*Written instruction:*
Report, word for word, every line of the material that contains "screenshot".

*Excerpted data:*
|---|

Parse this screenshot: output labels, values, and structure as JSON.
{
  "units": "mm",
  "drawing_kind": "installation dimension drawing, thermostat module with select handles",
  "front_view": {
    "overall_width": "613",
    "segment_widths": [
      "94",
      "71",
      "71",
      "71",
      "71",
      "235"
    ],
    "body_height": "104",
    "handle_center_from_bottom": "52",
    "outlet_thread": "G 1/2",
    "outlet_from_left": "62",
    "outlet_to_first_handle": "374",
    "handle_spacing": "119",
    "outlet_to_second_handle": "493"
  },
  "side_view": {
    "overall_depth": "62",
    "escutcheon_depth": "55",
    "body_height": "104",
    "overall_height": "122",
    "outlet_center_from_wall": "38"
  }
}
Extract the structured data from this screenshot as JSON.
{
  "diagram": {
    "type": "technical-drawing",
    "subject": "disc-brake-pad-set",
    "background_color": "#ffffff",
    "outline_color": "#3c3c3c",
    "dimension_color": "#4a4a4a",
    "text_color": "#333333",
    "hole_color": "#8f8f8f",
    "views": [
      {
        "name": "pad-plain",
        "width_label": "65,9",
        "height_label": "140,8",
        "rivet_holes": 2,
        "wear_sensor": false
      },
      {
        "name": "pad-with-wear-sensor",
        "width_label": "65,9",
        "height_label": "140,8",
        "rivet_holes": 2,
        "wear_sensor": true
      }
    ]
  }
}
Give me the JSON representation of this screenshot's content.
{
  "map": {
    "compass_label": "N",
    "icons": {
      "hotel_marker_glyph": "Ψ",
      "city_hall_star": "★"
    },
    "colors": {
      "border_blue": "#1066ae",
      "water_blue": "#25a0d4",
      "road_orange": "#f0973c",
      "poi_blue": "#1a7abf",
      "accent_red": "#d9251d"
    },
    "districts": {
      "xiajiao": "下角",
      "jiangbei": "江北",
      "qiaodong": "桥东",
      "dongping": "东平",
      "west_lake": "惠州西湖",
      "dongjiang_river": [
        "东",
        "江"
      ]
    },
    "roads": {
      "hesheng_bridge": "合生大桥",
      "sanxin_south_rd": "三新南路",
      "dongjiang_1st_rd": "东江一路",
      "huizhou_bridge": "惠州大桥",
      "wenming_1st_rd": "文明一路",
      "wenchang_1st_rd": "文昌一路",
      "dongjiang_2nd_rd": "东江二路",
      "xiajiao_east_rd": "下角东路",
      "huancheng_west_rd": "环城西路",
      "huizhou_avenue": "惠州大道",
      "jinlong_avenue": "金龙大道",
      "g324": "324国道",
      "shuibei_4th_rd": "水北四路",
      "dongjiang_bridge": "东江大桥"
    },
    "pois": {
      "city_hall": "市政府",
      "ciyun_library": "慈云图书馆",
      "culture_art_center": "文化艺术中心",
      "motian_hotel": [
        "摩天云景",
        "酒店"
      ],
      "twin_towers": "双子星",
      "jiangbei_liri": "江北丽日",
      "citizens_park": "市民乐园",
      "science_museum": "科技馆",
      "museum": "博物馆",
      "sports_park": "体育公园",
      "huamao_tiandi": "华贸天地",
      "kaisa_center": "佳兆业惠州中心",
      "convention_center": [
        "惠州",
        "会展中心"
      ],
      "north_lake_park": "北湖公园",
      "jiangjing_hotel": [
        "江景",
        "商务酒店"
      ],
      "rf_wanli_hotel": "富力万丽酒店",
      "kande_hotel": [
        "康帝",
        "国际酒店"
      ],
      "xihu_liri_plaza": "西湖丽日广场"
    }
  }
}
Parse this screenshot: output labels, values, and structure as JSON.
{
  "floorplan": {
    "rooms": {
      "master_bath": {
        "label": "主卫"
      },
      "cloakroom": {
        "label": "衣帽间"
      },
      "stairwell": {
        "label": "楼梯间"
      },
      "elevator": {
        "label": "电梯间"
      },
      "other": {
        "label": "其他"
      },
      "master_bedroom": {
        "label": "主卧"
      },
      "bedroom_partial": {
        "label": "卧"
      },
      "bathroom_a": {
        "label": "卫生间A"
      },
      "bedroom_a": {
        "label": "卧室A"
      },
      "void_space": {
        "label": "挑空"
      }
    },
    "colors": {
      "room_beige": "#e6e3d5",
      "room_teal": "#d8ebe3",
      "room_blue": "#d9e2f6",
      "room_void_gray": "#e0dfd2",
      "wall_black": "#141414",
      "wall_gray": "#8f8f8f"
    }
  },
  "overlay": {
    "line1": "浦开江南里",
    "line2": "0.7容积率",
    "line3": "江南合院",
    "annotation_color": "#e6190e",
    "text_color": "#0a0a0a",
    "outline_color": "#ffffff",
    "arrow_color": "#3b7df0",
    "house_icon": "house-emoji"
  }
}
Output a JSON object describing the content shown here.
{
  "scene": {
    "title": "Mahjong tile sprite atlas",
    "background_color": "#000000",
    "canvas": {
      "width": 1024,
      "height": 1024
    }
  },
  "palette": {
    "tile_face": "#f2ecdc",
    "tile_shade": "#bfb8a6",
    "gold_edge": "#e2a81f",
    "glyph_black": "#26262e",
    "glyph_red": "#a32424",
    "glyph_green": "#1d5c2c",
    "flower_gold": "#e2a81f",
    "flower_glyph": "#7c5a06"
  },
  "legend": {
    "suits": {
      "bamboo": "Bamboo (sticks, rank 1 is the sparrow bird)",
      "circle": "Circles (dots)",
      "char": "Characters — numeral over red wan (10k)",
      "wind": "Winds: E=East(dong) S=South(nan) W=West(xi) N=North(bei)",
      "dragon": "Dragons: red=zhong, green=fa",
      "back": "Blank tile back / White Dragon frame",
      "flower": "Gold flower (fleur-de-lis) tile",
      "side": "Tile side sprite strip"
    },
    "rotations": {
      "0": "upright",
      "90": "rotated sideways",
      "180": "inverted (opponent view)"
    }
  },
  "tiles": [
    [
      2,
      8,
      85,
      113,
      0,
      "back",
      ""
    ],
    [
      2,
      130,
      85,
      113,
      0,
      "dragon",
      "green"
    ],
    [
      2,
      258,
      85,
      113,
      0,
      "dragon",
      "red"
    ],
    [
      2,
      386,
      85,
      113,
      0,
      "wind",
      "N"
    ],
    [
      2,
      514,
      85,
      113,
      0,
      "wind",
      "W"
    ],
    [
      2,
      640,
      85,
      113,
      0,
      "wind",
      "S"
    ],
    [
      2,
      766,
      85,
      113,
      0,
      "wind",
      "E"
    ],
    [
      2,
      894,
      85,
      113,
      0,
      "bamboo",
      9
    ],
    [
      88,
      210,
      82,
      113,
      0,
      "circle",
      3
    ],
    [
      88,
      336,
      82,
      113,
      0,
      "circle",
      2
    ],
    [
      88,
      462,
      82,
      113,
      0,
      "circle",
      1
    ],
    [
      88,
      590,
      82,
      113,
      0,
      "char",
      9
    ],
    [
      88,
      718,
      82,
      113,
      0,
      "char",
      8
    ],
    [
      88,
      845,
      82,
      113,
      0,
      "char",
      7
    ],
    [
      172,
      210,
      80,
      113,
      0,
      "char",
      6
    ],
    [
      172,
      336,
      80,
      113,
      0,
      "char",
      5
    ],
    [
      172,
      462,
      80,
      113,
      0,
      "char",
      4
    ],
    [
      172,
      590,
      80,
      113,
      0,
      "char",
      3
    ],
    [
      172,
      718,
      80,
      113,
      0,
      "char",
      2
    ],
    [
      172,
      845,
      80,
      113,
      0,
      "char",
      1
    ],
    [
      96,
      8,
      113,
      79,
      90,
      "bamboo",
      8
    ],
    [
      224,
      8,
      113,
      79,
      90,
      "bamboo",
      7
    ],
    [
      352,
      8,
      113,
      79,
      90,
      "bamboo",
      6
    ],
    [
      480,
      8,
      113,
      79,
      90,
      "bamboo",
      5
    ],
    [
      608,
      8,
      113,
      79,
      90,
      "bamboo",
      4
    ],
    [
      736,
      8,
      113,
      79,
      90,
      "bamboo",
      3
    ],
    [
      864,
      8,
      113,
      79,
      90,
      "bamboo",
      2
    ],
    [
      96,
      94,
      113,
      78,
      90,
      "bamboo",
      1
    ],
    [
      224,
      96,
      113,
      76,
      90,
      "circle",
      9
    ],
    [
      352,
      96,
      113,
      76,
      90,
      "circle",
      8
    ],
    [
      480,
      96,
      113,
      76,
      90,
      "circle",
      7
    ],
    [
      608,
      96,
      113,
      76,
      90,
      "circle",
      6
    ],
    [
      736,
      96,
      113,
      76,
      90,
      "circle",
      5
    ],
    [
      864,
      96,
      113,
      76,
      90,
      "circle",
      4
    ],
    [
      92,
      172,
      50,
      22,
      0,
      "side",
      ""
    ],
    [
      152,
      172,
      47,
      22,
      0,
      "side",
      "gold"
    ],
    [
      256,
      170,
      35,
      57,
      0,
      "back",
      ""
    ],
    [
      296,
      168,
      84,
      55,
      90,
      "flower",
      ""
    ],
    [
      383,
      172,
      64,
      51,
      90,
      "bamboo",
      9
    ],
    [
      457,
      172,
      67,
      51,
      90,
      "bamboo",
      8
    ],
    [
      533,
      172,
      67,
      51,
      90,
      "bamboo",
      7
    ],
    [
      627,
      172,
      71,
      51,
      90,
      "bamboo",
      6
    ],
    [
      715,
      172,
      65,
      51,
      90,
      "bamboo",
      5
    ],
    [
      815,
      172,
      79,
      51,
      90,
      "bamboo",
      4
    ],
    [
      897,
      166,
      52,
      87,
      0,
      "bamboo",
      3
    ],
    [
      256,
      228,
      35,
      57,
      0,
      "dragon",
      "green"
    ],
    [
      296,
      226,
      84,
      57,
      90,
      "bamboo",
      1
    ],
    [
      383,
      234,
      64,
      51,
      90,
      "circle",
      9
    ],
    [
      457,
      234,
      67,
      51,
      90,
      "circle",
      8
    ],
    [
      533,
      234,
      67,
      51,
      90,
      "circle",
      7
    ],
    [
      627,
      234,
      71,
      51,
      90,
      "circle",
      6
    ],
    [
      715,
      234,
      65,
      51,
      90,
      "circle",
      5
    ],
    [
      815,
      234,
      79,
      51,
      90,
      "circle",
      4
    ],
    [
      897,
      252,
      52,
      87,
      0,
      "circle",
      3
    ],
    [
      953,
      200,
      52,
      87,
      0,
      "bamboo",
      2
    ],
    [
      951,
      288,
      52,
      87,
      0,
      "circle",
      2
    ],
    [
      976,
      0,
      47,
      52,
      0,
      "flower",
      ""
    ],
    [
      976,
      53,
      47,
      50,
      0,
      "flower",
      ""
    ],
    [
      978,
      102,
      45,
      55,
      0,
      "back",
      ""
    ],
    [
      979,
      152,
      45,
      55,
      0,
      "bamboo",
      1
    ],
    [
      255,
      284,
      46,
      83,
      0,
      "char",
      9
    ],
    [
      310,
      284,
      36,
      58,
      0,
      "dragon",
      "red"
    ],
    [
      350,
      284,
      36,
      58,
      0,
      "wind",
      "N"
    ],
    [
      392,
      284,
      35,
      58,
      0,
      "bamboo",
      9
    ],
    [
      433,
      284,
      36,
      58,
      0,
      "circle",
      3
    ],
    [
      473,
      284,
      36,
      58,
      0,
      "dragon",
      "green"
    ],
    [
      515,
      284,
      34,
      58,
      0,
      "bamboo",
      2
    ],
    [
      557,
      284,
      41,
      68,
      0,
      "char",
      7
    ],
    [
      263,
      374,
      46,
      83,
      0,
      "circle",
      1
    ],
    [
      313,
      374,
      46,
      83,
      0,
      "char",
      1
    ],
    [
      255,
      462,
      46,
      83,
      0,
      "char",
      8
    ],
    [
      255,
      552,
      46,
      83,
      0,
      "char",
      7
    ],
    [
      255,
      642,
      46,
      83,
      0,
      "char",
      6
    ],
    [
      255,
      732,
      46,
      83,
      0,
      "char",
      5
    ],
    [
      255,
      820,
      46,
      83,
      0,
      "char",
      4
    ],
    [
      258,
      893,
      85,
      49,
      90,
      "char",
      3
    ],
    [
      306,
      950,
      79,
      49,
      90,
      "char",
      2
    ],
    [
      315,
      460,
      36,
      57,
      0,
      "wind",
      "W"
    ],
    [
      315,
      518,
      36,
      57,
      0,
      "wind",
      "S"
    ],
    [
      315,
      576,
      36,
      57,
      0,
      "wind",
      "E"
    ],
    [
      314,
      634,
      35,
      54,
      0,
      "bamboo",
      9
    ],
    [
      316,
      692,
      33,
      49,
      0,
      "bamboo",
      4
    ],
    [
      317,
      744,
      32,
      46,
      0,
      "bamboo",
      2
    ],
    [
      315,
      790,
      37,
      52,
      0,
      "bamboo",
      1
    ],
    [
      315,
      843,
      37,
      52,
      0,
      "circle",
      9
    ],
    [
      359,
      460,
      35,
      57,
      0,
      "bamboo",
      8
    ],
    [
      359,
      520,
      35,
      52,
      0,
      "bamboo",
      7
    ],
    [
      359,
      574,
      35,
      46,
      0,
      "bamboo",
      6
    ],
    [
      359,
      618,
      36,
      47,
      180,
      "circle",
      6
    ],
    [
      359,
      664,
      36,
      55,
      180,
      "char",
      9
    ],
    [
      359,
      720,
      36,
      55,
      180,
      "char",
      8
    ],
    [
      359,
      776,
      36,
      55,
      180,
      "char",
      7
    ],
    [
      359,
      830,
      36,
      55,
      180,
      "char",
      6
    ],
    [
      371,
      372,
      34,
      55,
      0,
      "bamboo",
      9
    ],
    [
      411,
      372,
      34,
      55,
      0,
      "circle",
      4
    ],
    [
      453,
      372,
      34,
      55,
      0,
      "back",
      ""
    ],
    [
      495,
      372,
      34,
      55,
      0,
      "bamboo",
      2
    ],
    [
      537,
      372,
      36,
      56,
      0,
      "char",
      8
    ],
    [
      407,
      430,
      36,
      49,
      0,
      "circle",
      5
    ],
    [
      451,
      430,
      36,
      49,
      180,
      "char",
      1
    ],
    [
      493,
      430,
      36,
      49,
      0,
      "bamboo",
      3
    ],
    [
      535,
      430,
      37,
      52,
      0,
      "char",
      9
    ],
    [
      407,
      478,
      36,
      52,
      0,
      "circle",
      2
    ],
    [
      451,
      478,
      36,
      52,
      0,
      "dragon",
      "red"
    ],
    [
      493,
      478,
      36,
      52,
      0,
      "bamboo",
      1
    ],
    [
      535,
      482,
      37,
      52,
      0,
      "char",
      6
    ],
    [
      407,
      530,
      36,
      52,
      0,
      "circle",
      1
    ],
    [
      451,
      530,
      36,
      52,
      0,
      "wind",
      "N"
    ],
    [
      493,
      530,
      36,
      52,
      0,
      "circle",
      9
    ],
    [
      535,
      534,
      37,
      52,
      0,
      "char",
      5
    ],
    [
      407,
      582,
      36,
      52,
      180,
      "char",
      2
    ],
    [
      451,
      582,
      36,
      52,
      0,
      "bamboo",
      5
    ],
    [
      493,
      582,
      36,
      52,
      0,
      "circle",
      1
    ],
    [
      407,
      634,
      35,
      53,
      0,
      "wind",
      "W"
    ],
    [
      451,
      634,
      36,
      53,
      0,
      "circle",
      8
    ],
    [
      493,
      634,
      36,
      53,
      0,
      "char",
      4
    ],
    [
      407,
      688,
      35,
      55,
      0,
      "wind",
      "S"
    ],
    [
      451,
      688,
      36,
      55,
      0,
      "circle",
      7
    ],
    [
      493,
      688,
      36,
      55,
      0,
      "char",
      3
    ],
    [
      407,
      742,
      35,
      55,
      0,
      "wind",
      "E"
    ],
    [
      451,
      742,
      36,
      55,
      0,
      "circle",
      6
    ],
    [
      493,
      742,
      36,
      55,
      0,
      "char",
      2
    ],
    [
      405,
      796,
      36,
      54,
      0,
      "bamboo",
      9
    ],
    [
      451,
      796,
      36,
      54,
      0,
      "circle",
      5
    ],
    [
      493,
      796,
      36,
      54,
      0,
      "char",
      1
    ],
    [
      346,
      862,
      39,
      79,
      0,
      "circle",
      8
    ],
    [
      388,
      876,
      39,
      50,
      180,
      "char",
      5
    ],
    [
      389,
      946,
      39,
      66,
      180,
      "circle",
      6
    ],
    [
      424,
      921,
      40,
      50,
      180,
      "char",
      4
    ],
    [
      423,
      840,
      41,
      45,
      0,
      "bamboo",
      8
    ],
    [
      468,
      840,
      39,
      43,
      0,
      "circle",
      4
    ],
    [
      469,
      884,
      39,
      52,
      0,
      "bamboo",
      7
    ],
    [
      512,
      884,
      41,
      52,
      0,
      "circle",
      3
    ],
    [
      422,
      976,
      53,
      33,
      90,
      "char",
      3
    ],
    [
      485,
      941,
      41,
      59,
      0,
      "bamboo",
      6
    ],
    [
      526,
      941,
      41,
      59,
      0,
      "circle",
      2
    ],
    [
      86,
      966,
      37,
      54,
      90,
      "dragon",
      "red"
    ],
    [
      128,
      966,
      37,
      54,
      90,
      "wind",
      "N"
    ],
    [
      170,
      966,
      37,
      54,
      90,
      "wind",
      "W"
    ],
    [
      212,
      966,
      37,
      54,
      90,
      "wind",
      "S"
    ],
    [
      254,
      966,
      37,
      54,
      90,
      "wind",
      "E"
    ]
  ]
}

|---|

*Full response:*
Parse this screenshot: output labels, values, and structure as JSON.
Extract the structured data from this screenshot as JSON.
Give me the JSON representation of this screenshot's content.
Parse this screenshot: output labels, values, and structure as JSON.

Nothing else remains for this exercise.